**READING PASSAGE**:
____________

# Scorpion Queen and Centipede King Marry



## DeathTouch (Sep 6, 2005)

I guess it is a good thing my wife just likes dogs huhh?










Wed Feb 15, 6:02 AM

PATTAYA, Thailand - The couple with a soft spot for creepy crawlers _ Thailand's Scorpion Queen and Centipede King _ held their Valentine's Day's wedding Tuesday at a haunted house.

Kanchana Ketkaew, 36, who set a world record in 2002 for spending 32 days in a glass cage with 3,400 scorpions, wedded 29-year-old Bunthawee Siengwong who set a Thai record for enduring 28 days with 1,000 centipedes.

Kanchana's world record was beaten in 2004.

Kanchana's bridal gown on Tuesday was adorned with live scorpions, while Bunthawee enticed his bride by placing a centipede in his mouth.

"I like him and I like it that we both are up for a real challenge," Kanchana said.

The couple met while performing their respective stunts at a snake farm on the resort island of Koh Samui, said Somporn Naksuetrong, the general manager of the Thailand's Ripley's Believe It or Not Museum, which is sponsoring the wedding.

The couple tied the knot in a group ceremony with six other couples dubbed "Til Death Do Us Part" at Ripley's Haunted Adventure House, in the southern resort town of Pattaya, 80 kilometers (50 miles) south of Bangkok.

The six other couples donned scary makeup and blood-spattered dresses to wed in ghoulish style.

____________

**EXERCISE 1**:
Translate this sentence from the forum post about the Scorpion Queen and Centipede King wedding into Spanish: "Kanchana's world record was beaten in 2004."
**EXERCISE 2**:
Carry on the forum post about the Scorpion Queen and Centipede King wedding, picking up right after its final sentence.

**RECORDED DATA**:
____________

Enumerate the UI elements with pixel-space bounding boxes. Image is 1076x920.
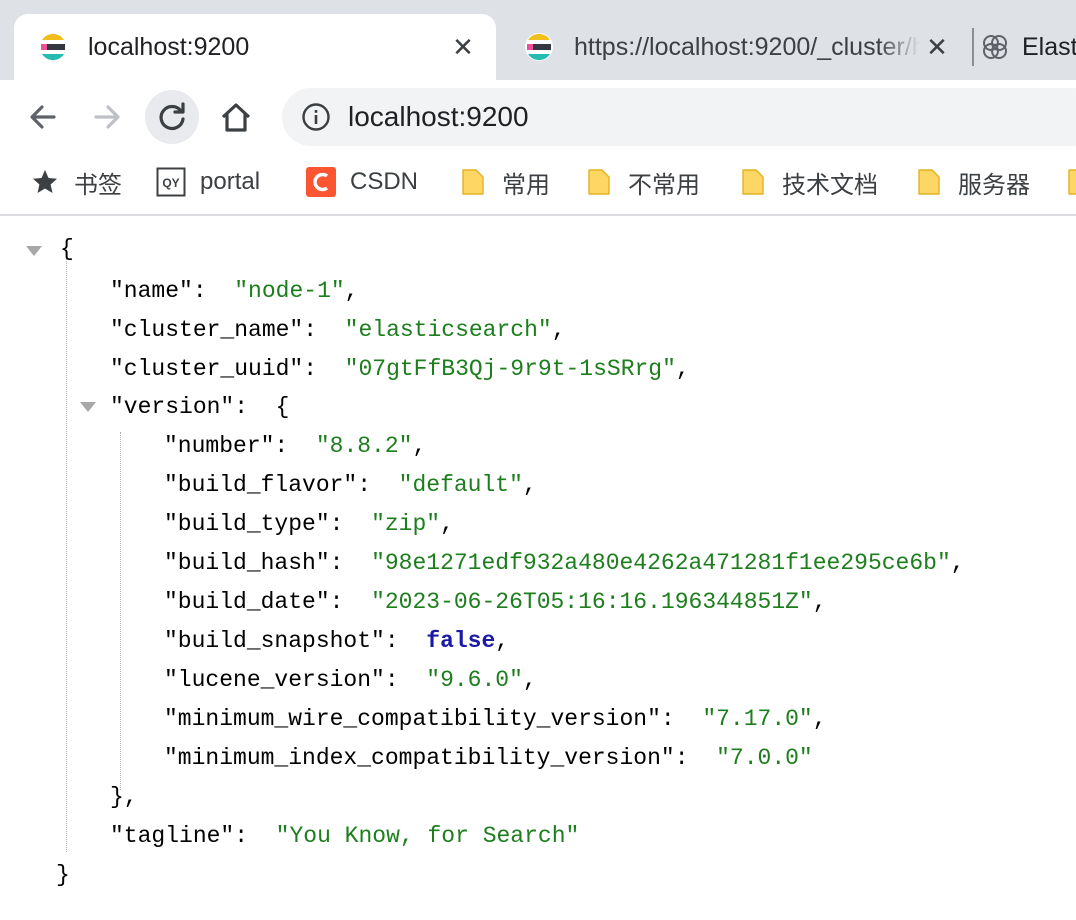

____________

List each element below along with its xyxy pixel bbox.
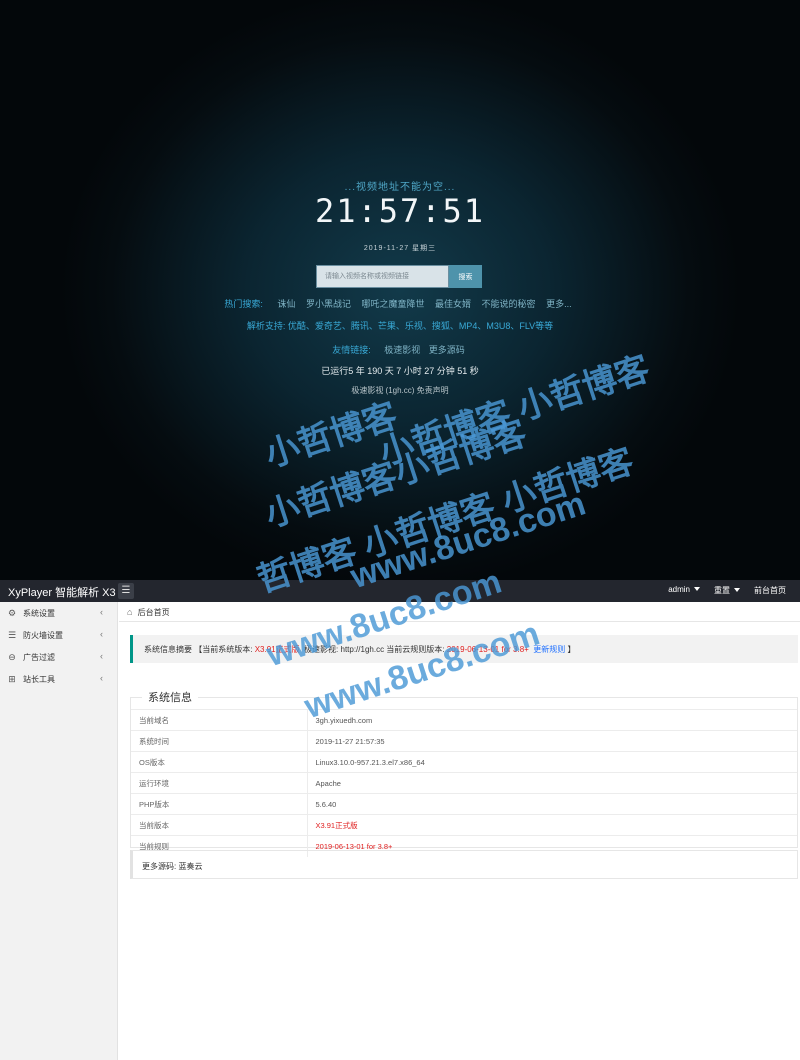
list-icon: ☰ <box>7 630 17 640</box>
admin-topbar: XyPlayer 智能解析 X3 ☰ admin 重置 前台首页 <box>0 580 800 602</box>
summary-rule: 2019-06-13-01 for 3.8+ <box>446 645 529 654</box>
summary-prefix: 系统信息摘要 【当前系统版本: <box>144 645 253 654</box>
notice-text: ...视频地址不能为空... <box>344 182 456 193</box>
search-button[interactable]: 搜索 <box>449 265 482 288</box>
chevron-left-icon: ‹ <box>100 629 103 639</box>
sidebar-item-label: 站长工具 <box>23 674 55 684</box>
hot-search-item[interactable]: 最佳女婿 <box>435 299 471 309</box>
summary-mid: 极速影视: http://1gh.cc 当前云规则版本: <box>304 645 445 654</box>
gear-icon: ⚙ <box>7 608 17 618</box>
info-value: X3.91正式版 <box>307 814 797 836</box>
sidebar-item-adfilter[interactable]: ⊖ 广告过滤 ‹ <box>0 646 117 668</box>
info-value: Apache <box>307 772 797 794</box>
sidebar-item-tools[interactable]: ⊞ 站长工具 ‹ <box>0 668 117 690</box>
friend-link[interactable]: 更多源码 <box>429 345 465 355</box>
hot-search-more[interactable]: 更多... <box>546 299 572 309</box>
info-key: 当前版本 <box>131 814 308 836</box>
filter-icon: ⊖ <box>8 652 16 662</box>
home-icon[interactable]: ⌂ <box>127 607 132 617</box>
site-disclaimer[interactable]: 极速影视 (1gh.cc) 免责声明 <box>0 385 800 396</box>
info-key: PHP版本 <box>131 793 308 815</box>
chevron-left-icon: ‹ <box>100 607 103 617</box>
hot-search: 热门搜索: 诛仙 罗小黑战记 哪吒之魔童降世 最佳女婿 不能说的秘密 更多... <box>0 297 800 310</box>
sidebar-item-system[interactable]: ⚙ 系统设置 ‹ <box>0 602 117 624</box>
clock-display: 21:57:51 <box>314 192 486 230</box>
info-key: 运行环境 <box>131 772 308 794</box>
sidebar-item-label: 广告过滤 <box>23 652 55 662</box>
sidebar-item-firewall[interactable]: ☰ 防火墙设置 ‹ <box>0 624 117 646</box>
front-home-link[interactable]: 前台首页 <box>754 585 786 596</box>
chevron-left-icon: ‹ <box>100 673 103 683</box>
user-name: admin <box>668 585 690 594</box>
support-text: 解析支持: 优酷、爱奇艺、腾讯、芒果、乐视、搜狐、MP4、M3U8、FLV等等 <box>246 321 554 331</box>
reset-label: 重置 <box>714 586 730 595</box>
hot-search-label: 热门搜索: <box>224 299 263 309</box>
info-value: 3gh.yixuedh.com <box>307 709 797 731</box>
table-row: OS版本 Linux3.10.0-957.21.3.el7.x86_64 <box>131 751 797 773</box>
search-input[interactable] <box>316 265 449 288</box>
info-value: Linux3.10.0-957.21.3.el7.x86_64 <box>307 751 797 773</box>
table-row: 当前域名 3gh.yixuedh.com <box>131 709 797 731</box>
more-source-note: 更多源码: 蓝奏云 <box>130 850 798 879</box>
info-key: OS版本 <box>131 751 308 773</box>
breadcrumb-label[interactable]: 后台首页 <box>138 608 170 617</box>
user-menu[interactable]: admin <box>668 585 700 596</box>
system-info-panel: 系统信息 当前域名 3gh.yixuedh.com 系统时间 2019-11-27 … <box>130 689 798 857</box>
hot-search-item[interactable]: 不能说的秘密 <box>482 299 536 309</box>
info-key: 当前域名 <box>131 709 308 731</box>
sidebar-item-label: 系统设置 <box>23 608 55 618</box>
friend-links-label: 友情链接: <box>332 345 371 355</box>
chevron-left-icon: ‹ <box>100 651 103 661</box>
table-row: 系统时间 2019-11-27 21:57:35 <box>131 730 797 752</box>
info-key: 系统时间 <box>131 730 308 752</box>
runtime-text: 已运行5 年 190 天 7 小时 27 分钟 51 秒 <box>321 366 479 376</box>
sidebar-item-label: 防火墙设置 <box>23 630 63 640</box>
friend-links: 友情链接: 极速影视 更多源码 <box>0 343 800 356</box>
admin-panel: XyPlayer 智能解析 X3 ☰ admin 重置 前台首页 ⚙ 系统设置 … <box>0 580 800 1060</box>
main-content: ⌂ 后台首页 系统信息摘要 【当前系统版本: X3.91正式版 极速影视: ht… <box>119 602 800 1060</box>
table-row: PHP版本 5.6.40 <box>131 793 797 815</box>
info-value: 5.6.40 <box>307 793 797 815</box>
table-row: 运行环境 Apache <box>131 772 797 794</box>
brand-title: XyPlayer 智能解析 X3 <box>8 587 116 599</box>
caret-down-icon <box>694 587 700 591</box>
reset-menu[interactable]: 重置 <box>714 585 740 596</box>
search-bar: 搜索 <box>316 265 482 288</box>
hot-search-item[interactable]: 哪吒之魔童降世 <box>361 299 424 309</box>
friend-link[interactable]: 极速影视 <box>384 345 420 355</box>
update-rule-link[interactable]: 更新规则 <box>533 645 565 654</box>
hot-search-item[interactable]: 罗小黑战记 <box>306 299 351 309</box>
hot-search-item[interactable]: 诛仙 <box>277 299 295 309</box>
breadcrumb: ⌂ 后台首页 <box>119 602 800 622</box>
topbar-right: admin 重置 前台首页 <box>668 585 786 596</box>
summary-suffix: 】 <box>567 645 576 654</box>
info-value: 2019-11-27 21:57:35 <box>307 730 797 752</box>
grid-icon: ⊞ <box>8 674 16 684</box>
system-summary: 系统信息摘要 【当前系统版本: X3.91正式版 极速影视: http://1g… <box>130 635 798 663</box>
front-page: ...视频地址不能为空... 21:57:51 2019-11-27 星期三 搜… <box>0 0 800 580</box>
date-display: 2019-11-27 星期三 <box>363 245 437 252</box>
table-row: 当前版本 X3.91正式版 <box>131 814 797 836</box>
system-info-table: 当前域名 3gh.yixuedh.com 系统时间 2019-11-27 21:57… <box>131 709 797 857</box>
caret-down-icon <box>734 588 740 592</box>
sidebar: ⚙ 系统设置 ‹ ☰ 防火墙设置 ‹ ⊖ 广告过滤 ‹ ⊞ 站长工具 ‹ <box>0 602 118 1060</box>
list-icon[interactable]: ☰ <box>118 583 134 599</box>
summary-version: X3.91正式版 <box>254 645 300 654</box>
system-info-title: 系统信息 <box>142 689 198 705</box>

____________

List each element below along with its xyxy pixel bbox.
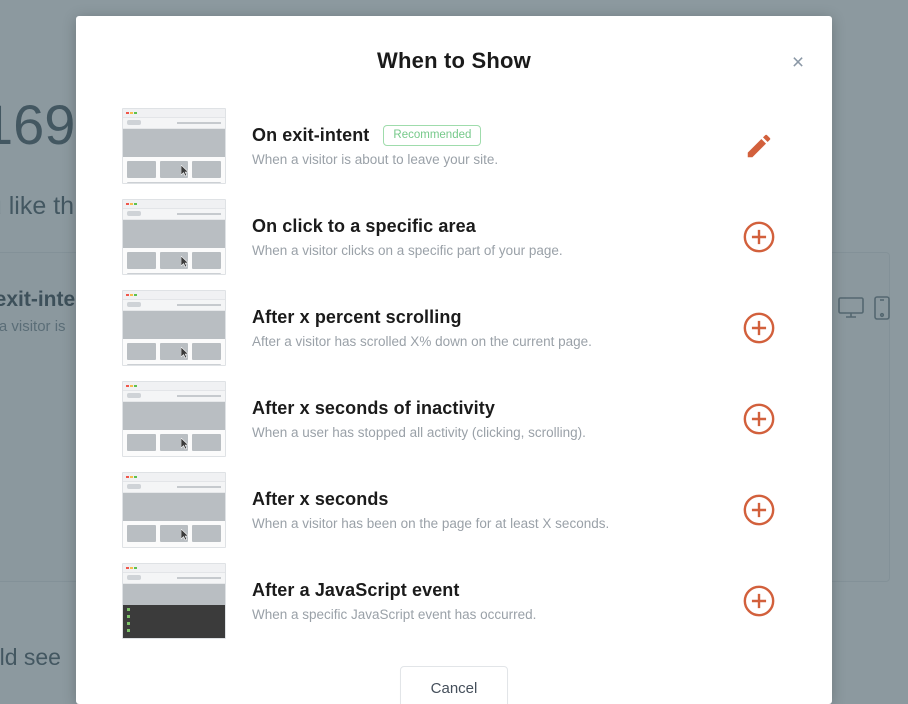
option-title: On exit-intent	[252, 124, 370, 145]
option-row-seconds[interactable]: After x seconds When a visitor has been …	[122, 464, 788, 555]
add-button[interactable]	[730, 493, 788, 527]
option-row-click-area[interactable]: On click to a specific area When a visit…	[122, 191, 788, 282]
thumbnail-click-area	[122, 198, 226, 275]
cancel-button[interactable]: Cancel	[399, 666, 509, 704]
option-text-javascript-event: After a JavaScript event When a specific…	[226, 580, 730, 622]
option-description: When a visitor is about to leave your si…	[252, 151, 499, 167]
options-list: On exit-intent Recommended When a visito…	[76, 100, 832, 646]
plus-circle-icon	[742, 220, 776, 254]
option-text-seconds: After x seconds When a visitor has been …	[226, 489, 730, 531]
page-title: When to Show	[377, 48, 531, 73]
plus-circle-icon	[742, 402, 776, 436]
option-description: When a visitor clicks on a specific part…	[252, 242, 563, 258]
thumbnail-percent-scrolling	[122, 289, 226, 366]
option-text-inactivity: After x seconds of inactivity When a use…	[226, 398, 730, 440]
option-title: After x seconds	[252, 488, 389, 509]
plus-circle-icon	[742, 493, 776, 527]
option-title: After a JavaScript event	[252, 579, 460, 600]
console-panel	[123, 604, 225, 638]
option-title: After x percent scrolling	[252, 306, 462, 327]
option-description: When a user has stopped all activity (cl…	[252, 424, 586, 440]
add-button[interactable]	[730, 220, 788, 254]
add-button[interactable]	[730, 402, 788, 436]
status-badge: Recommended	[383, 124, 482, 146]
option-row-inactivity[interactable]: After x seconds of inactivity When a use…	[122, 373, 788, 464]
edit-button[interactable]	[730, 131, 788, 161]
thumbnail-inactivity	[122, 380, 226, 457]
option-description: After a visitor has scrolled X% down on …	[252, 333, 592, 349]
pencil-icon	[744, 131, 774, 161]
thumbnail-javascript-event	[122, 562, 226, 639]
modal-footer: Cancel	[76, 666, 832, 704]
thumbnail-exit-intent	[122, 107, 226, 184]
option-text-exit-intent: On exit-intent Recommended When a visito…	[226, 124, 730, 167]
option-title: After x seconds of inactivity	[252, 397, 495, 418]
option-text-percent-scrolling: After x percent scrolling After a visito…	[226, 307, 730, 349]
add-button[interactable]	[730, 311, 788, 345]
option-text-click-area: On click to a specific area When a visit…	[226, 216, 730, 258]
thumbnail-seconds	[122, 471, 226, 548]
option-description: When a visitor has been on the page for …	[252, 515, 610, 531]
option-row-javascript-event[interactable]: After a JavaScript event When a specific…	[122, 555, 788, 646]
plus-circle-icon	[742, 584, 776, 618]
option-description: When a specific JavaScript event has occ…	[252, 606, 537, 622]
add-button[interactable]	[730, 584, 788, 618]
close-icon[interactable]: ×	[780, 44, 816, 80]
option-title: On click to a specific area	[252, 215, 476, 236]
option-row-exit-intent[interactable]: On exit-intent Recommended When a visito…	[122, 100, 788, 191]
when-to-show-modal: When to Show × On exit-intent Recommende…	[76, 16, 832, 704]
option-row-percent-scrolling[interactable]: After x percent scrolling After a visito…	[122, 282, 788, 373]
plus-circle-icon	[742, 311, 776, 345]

____________

**FINAL ANSWER 1**:
El récord mundial de Kanchana fue superado en 2004.

**FINAL ANSWER 2**:
They held a traditional Thai ceremony in which elders blessed the couple with holy water. Each couple then climbed into a coffin to symbolically consummate their union.


----------



## Frighteners Entertainment (Jan 24, 2006)

That'a a nice story!

Jeff


----------



## DeathTouch (Sep 6, 2005)

It's just not for breakfast any more.


----------



## Draik41895 (Oct 25, 2008)

wow


----------



## Dark Angel 27 (Sep 11, 2008)

wow is right...they have more guts then i do!


----------



## RoxyBlue (Oct 6, 2008)

Just goes to show - there's someone for everyone


----------



## tonguesandwich (Oct 13, 2006)

Brings tears to my eyes...


----------



## Revenant (Mar 17, 2007)

In a freakish sort of way, that is really heartwarming.


----------



## scareme (Aug 29, 2006)

See, there's someone for everyone out there. You just might have to look in some pretty strange places.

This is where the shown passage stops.